(Dataset excerpts)
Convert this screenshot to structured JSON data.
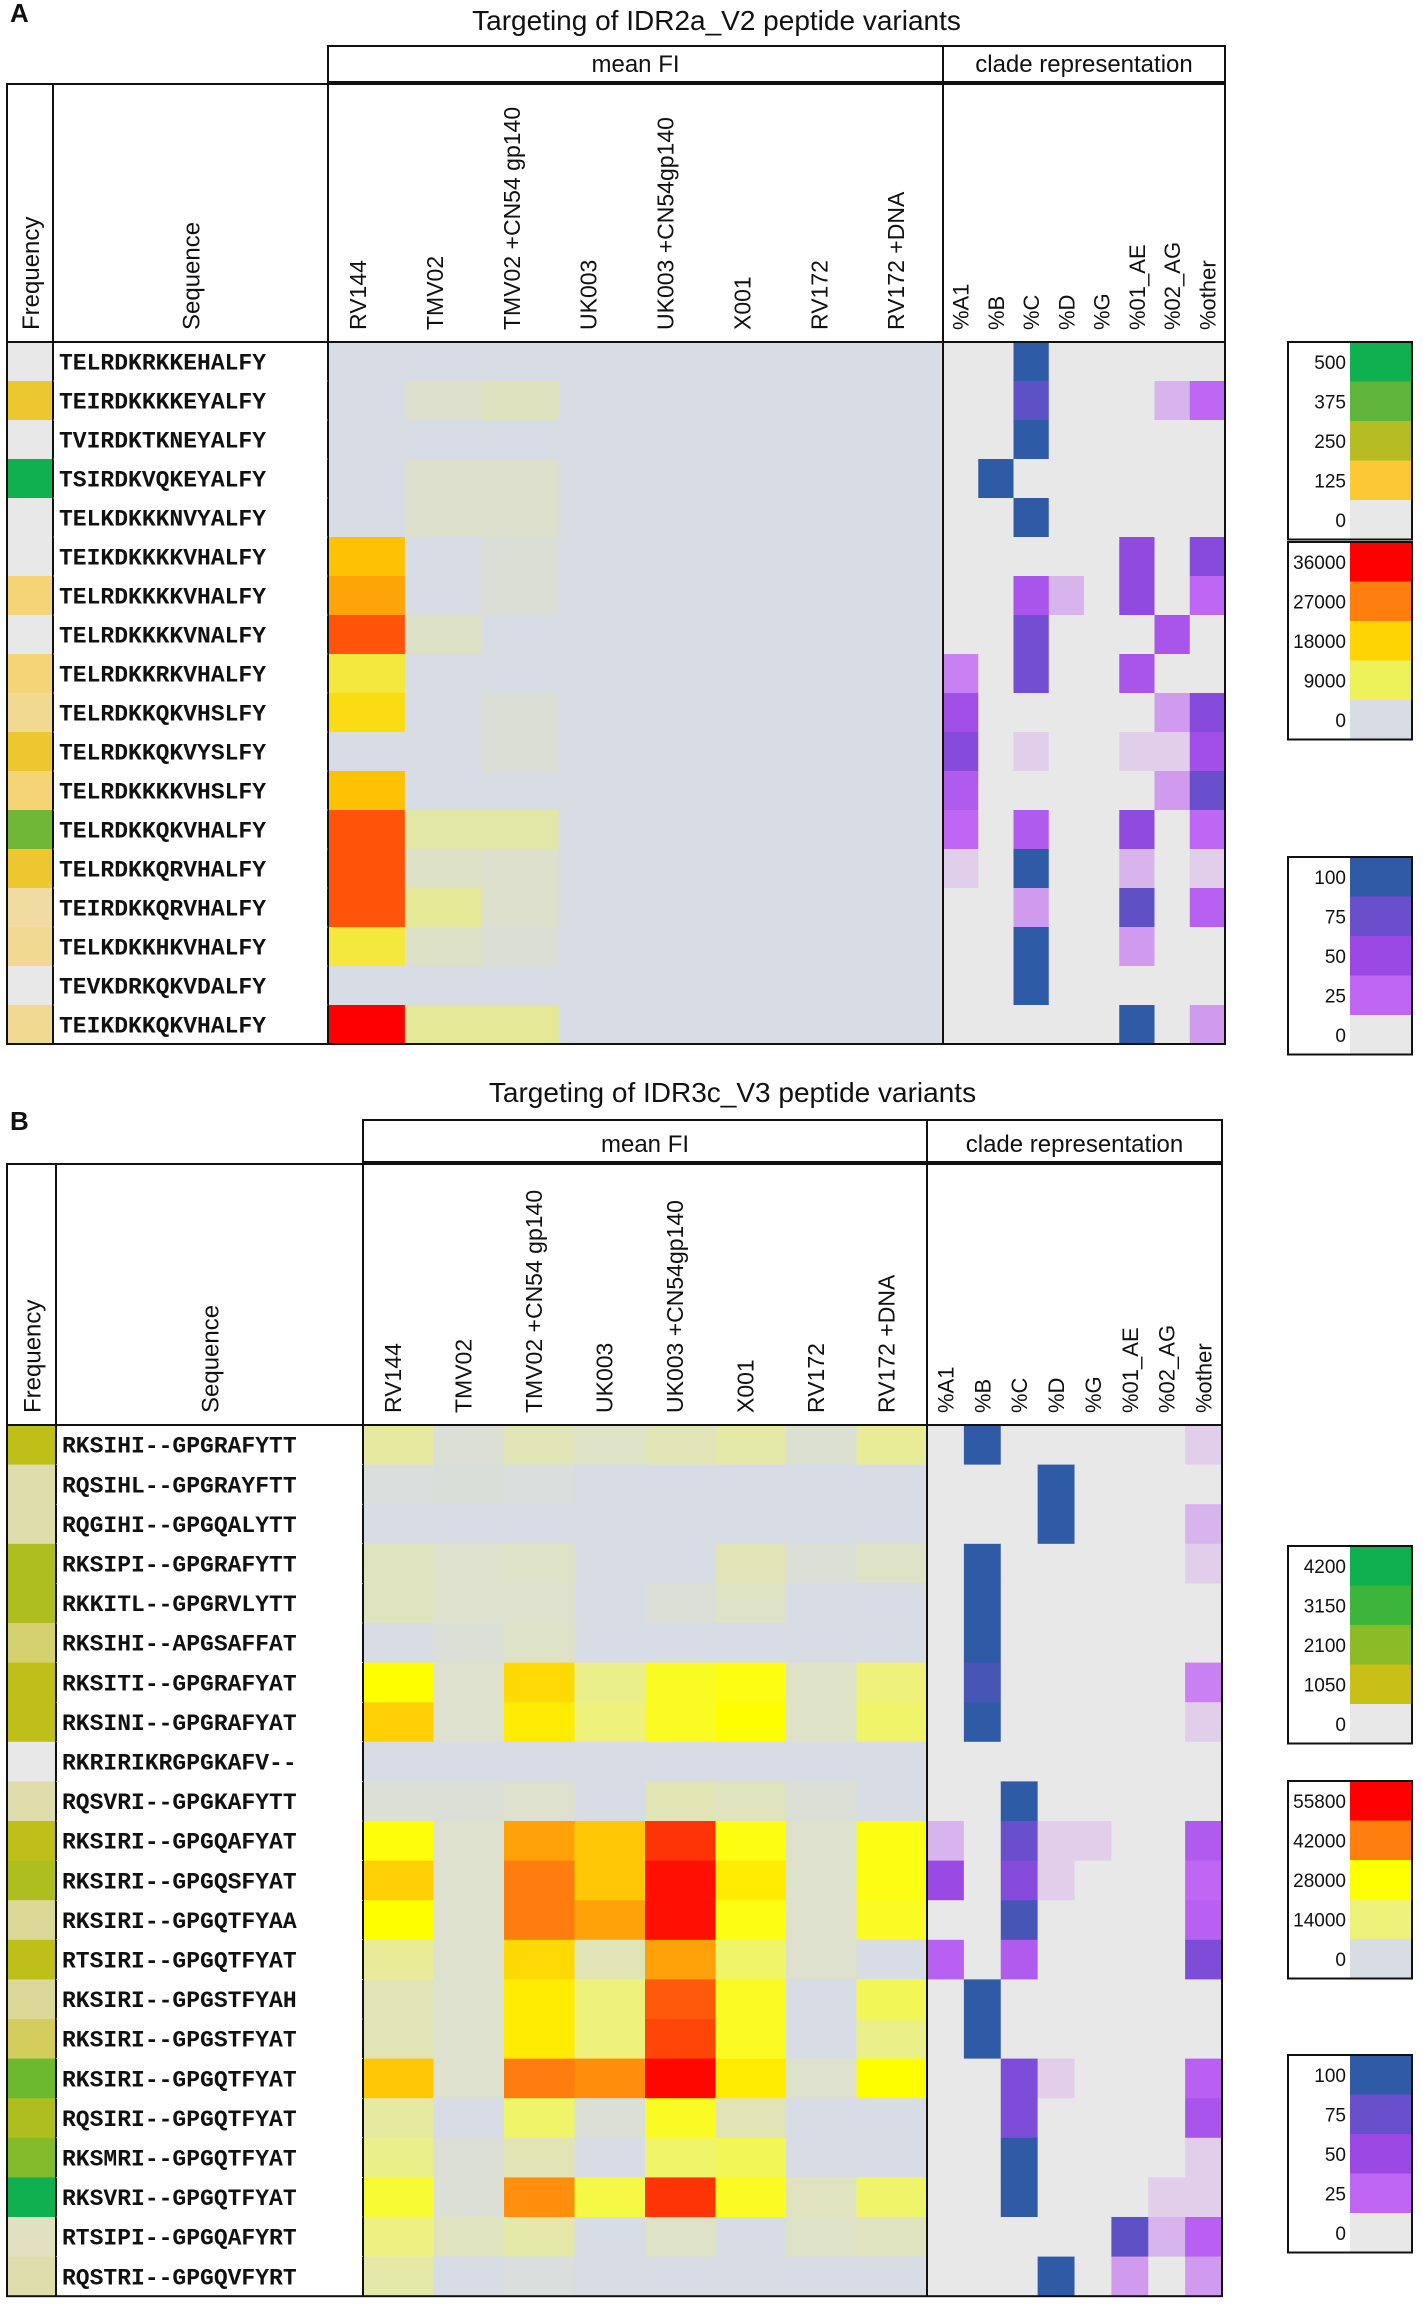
{
  "panel_labels": [
    "A",
    "B"
  ],
  "chart_data": [
    {
      "type": "heatmap",
      "title": "Targeting of IDR2a_V2 peptide variants",
      "group_headers": {
        "mean_fi": "mean FI",
        "clade": "clade representation"
      },
      "column_headers": {
        "frequency": "Frequency",
        "sequence": "Sequence"
      },
      "fi_columns": [
        "RV144",
        "TMV02",
        "TMV02 +CN54 gp140",
        "UK003",
        "UK003 +CN54gp140",
        "X001",
        "RV172",
        "RV172 +DNA"
      ],
      "clade_columns": [
        "%A1",
        "%B",
        "%C",
        "%D",
        "%G",
        "%01_AE",
        "%02_AG",
        "%other"
      ],
      "rows": [
        {
          "seq": "TELRDKRKKEHALFY",
          "freq": 0,
          "fi": [
            0,
            0,
            0,
            0,
            0,
            0,
            0,
            0
          ],
          "clade": [
            0,
            0,
            100,
            0,
            0,
            0,
            0,
            0
          ]
        },
        {
          "seq": "TEIRDKKKKEYALFY",
          "freq": 150,
          "fi": [
            0,
            1500,
            2500,
            0,
            0,
            0,
            0,
            0
          ],
          "clade": [
            0,
            0,
            80,
            0,
            0,
            0,
            10,
            25
          ]
        },
        {
          "seq": "TVIRDKTKNEYALFY",
          "freq": 0,
          "fi": [
            0,
            0,
            0,
            0,
            0,
            0,
            0,
            0
          ],
          "clade": [
            0,
            0,
            100,
            0,
            0,
            0,
            0,
            0
          ]
        },
        {
          "seq": "TSIRDKVQKEYALFY",
          "freq": 500,
          "fi": [
            0,
            1500,
            1500,
            0,
            0,
            0,
            0,
            0
          ],
          "clade": [
            0,
            100,
            0,
            0,
            0,
            0,
            0,
            0
          ]
        },
        {
          "seq": "TELKDKKKNVYALFY",
          "freq": 0,
          "fi": [
            0,
            1500,
            1500,
            0,
            0,
            0,
            0,
            0
          ],
          "clade": [
            0,
            0,
            100,
            0,
            0,
            0,
            0,
            0
          ]
        },
        {
          "seq": "TEIKDKKKKVHALFY",
          "freq": 0,
          "fi": [
            20000,
            0,
            1000,
            0,
            0,
            0,
            0,
            0
          ],
          "clade": [
            0,
            0,
            0,
            0,
            0,
            55,
            0,
            60
          ]
        },
        {
          "seq": "TELRDKKKKVHALFY",
          "freq": 80,
          "fi": [
            23000,
            0,
            1000,
            0,
            0,
            0,
            0,
            0
          ],
          "clade": [
            0,
            0,
            40,
            10,
            0,
            55,
            0,
            25
          ]
        },
        {
          "seq": "TELRDKKKKVNALFY",
          "freq": 0,
          "fi": [
            30000,
            2000,
            0,
            0,
            0,
            0,
            0,
            0
          ],
          "clade": [
            0,
            0,
            70,
            0,
            0,
            0,
            40,
            0
          ]
        },
        {
          "seq": "TELRDKKRKVHALFY",
          "freq": 80,
          "fi": [
            12000,
            0,
            0,
            0,
            0,
            0,
            0,
            0
          ],
          "clade": [
            20,
            0,
            70,
            0,
            0,
            40,
            0,
            0
          ]
        },
        {
          "seq": "TELRDKKQKVHSLFY",
          "freq": 60,
          "fi": [
            16000,
            0,
            1000,
            0,
            0,
            0,
            0,
            0
          ],
          "clade": [
            45,
            0,
            0,
            0,
            0,
            0,
            15,
            60
          ]
        },
        {
          "seq": "TELRDKKQKVYSLFY",
          "freq": 150,
          "fi": [
            0,
            0,
            1000,
            0,
            0,
            0,
            0,
            0
          ],
          "clade": [
            60,
            0,
            5,
            0,
            0,
            5,
            5,
            45
          ]
        },
        {
          "seq": "TELRDKKKKVHSLFY",
          "freq": 80,
          "fi": [
            20000,
            0,
            0,
            0,
            0,
            0,
            0,
            0
          ],
          "clade": [
            35,
            0,
            0,
            0,
            0,
            0,
            15,
            75
          ]
        },
        {
          "seq": "TELRDKKQKVHALFY",
          "freq": 350,
          "fi": [
            30000,
            4000,
            4000,
            0,
            0,
            0,
            0,
            0
          ],
          "clade": [
            25,
            0,
            35,
            0,
            0,
            55,
            0,
            25
          ]
        },
        {
          "seq": "TELRDKKQRVHALFY",
          "freq": 150,
          "fi": [
            30000,
            2000,
            1500,
            0,
            0,
            0,
            0,
            0
          ],
          "clade": [
            5,
            0,
            100,
            0,
            0,
            10,
            0,
            5
          ]
        },
        {
          "seq": "TEIRDKKQRVHALFY",
          "freq": 50,
          "fi": [
            30000,
            5000,
            1500,
            0,
            0,
            0,
            0,
            0
          ],
          "clade": [
            0,
            0,
            15,
            0,
            0,
            80,
            0,
            30
          ]
        },
        {
          "seq": "TELKDKKHKVHALFY",
          "freq": 60,
          "fi": [
            12000,
            2000,
            1000,
            0,
            0,
            0,
            0,
            0
          ],
          "clade": [
            0,
            0,
            100,
            0,
            0,
            15,
            0,
            0
          ]
        },
        {
          "seq": "TEVKDRKQKVDALFY",
          "freq": 0,
          "fi": [
            0,
            0,
            0,
            0,
            0,
            0,
            0,
            0
          ],
          "clade": [
            0,
            0,
            100,
            0,
            0,
            0,
            0,
            0
          ]
        },
        {
          "seq": "TEIKDKKQKVHALFY",
          "freq": 60,
          "fi": [
            36000,
            5000,
            5000,
            0,
            0,
            0,
            0,
            0
          ],
          "clade": [
            0,
            0,
            0,
            0,
            0,
            100,
            0,
            15
          ]
        }
      ],
      "legends": {
        "frequency": {
          "ticks": [
            "500",
            "375",
            "250",
            "125",
            "0"
          ],
          "colors": [
            "#0fb050",
            "#5fb53c",
            "#b5bd22",
            "#fbc933",
            "#e8e8e8"
          ]
        },
        "fi": {
          "ticks": [
            "36000",
            "27000",
            "18000",
            "9000",
            "0"
          ],
          "colors": [
            "#ff0000",
            "#ff7e0e",
            "#ffd400",
            "#eef25a",
            "#d8dce4"
          ]
        },
        "clade": {
          "ticks": [
            "100",
            "75",
            "50",
            "25",
            "0"
          ],
          "colors": [
            "#2f5aa6",
            "#6a4fcd",
            "#9a49e5",
            "#c066f4",
            "#e8e8e8"
          ]
        }
      }
    },
    {
      "type": "heatmap",
      "title": "Targeting of IDR3c_V3 peptide variants",
      "group_headers": {
        "mean_fi": "mean FI",
        "clade": "clade representation"
      },
      "column_headers": {
        "frequency": "Frequency",
        "sequence": "Sequence"
      },
      "fi_columns": [
        "RV144",
        "TMV02",
        "TMV02 +CN54 gp140",
        "UK003",
        "UK003 +CN54gp140",
        "X001",
        "RV172",
        "RV172 +DNA"
      ],
      "clade_columns": [
        "%A1",
        "%B",
        "%C",
        "%D",
        "%G",
        "%01_AE",
        "%02_AG",
        "%other"
      ],
      "rows": [
        {
          "seq": "RKSIHI--GPGRAFYTT",
          "freq": 1200,
          "fi": [
            9000,
            2000,
            6000,
            4000,
            6000,
            8000,
            2500,
            10000
          ],
          "clade": [
            0,
            100,
            0,
            0,
            0,
            0,
            0,
            5
          ]
        },
        {
          "seq": "RQSIHL--GPGRAYFTT",
          "freq": 300,
          "fi": [
            1000,
            1500,
            1000,
            0,
            0,
            0,
            0,
            0
          ],
          "clade": [
            0,
            0,
            0,
            100,
            0,
            0,
            0,
            0
          ]
        },
        {
          "seq": "RQGIHI--GPGQALYTT",
          "freq": 300,
          "fi": [
            0,
            0,
            0,
            0,
            0,
            0,
            0,
            0
          ],
          "clade": [
            0,
            0,
            0,
            100,
            0,
            0,
            0,
            10
          ]
        },
        {
          "seq": "RKSIPI--GPGRAFYTT",
          "freq": 1500,
          "fi": [
            5000,
            3000,
            4000,
            0,
            0,
            6000,
            2000,
            4000
          ],
          "clade": [
            0,
            100,
            0,
            0,
            0,
            0,
            0,
            5
          ]
        },
        {
          "seq": "RKKITL--GPGRVLYTT",
          "freq": 1500,
          "fi": [
            5000,
            3000,
            3000,
            0,
            2000,
            4000,
            0,
            0
          ],
          "clade": [
            0,
            100,
            0,
            0,
            0,
            0,
            0,
            0
          ]
        },
        {
          "seq": "RKSIHI--APGSAFFAT",
          "freq": 600,
          "fi": [
            0,
            2000,
            4000,
            0,
            0,
            0,
            0,
            0
          ],
          "clade": [
            0,
            100,
            0,
            0,
            0,
            0,
            0,
            0
          ]
        },
        {
          "seq": "RKSITI--GPGRAFYAT",
          "freq": 1200,
          "fi": [
            28000,
            3000,
            32000,
            12000,
            24000,
            26000,
            4000,
            14000
          ],
          "clade": [
            0,
            90,
            0,
            0,
            0,
            0,
            0,
            20
          ]
        },
        {
          "seq": "RKSINI--GPGRAFYAT",
          "freq": 1200,
          "fi": [
            33000,
            3000,
            30000,
            14000,
            24000,
            28000,
            4000,
            16000
          ],
          "clade": [
            0,
            100,
            0,
            0,
            0,
            0,
            0,
            5
          ]
        },
        {
          "seq": "RKRIRIKRGPGKAFV--",
          "freq": 0,
          "fi": [
            0,
            0,
            0,
            0,
            0,
            0,
            0,
            0
          ],
          "clade": [
            0,
            0,
            0,
            0,
            0,
            0,
            0,
            0
          ]
        },
        {
          "seq": "RQSVRI--GPGKAFYTT",
          "freq": 300,
          "fi": [
            2000,
            2000,
            3000,
            0,
            6000,
            5000,
            2000,
            0
          ],
          "clade": [
            0,
            0,
            100,
            0,
            0,
            0,
            0,
            0
          ]
        },
        {
          "seq": "RKSIRI--GPGQAFYAT",
          "freq": 1200,
          "fi": [
            27000,
            3000,
            38000,
            34000,
            50000,
            26000,
            3000,
            26000
          ],
          "clade": [
            10,
            0,
            75,
            5,
            5,
            0,
            0,
            35
          ]
        },
        {
          "seq": "RKSIRI--GPGQSFYAT",
          "freq": 1500,
          "fi": [
            33000,
            3000,
            42000,
            34000,
            54000,
            30000,
            3000,
            26000
          ],
          "clade": [
            50,
            0,
            60,
            5,
            0,
            0,
            0,
            25
          ]
        },
        {
          "seq": "RKSIRI--GPGQTFYAA",
          "freq": 400,
          "fi": [
            28000,
            3000,
            42000,
            38000,
            54000,
            26000,
            3000,
            24000
          ],
          "clade": [
            0,
            0,
            90,
            0,
            0,
            0,
            0,
            30
          ]
        },
        {
          "seq": "RTSIRI--GPGQTFYAT",
          "freq": 1200,
          "fi": [
            10000,
            3000,
            32000,
            6000,
            38000,
            16000,
            3000,
            0
          ],
          "clade": [
            30,
            0,
            35,
            0,
            0,
            0,
            0,
            65
          ]
        },
        {
          "seq": "RKSIRI--GPGSTFYAH",
          "freq": 400,
          "fi": [
            6000,
            3000,
            30000,
            14000,
            46000,
            24000,
            0,
            18000
          ],
          "clade": [
            0,
            100,
            0,
            0,
            0,
            0,
            0,
            0
          ]
        },
        {
          "seq": "RKSIRI--GPGSTFYAT",
          "freq": 700,
          "fi": [
            6000,
            3000,
            30000,
            14000,
            48000,
            24000,
            0,
            12000
          ],
          "clade": [
            0,
            100,
            0,
            0,
            0,
            0,
            0,
            0
          ]
        },
        {
          "seq": "RKSIRI--GPGQTFYAT",
          "freq": 2500,
          "fi": [
            34000,
            3000,
            42000,
            40000,
            55000,
            30000,
            3000,
            28000
          ],
          "clade": [
            0,
            0,
            65,
            5,
            0,
            0,
            0,
            30
          ]
        },
        {
          "seq": "RQSIRI--GPGQTFYAT",
          "freq": 1500,
          "fi": [
            9000,
            0,
            16000,
            2000,
            24000,
            6000,
            0,
            0
          ],
          "clade": [
            0,
            0,
            65,
            0,
            0,
            0,
            0,
            40
          ]
        },
        {
          "seq": "RKSMRI--GPGQTFYAT",
          "freq": 2200,
          "fi": [
            12000,
            2000,
            6000,
            0,
            16000,
            18000,
            0,
            0
          ],
          "clade": [
            0,
            0,
            100,
            0,
            0,
            0,
            0,
            5
          ]
        },
        {
          "seq": "RKSVRI--GPGQTFYAT",
          "freq": 4200,
          "fi": [
            22000,
            2000,
            40000,
            20000,
            50000,
            24000,
            5000,
            16000
          ],
          "clade": [
            0,
            0,
            100,
            0,
            0,
            0,
            5,
            5
          ]
        },
        {
          "seq": "RTSIPI--GPGQAFYRT",
          "freq": 200,
          "fi": [
            13000,
            5000,
            8000,
            0,
            4000,
            0,
            4000,
            5000
          ],
          "clade": [
            0,
            0,
            0,
            0,
            0,
            80,
            10,
            30
          ]
        },
        {
          "seq": "RQSTRI--GPGQVFYRT",
          "freq": 300,
          "fi": [
            8000,
            0,
            1000,
            0,
            0,
            0,
            0,
            0
          ],
          "clade": [
            0,
            0,
            0,
            100,
            0,
            15,
            0,
            15
          ]
        }
      ],
      "legends": {
        "frequency": {
          "ticks": [
            "4200",
            "3150",
            "2100",
            "1050",
            "0"
          ],
          "colors": [
            "#0fb050",
            "#3cb53a",
            "#8abc28",
            "#c8c016",
            "#e8e8e8"
          ]
        },
        "fi": {
          "ticks": [
            "55800",
            "42000",
            "28000",
            "14000",
            "0"
          ],
          "colors": [
            "#ff0000",
            "#ff7e0e",
            "#ffff00",
            "#eef27a",
            "#d8dce4"
          ]
        },
        "clade": {
          "ticks": [
            "100",
            "75",
            "50",
            "25",
            "0"
          ],
          "colors": [
            "#2f5aa6",
            "#6a4fcd",
            "#9a49e5",
            "#c066f4",
            "#e8e8e8"
          ]
        }
      }
    }
  ]
}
(End Dataset excerpts)
= What you will do =
Pick every line of the data that includes the string "RKSIHI".

= Written response =
          "seq": "RKSIHI--GPGRAFYTT",
          "seq": "RKSIHI--APGSAFFAT",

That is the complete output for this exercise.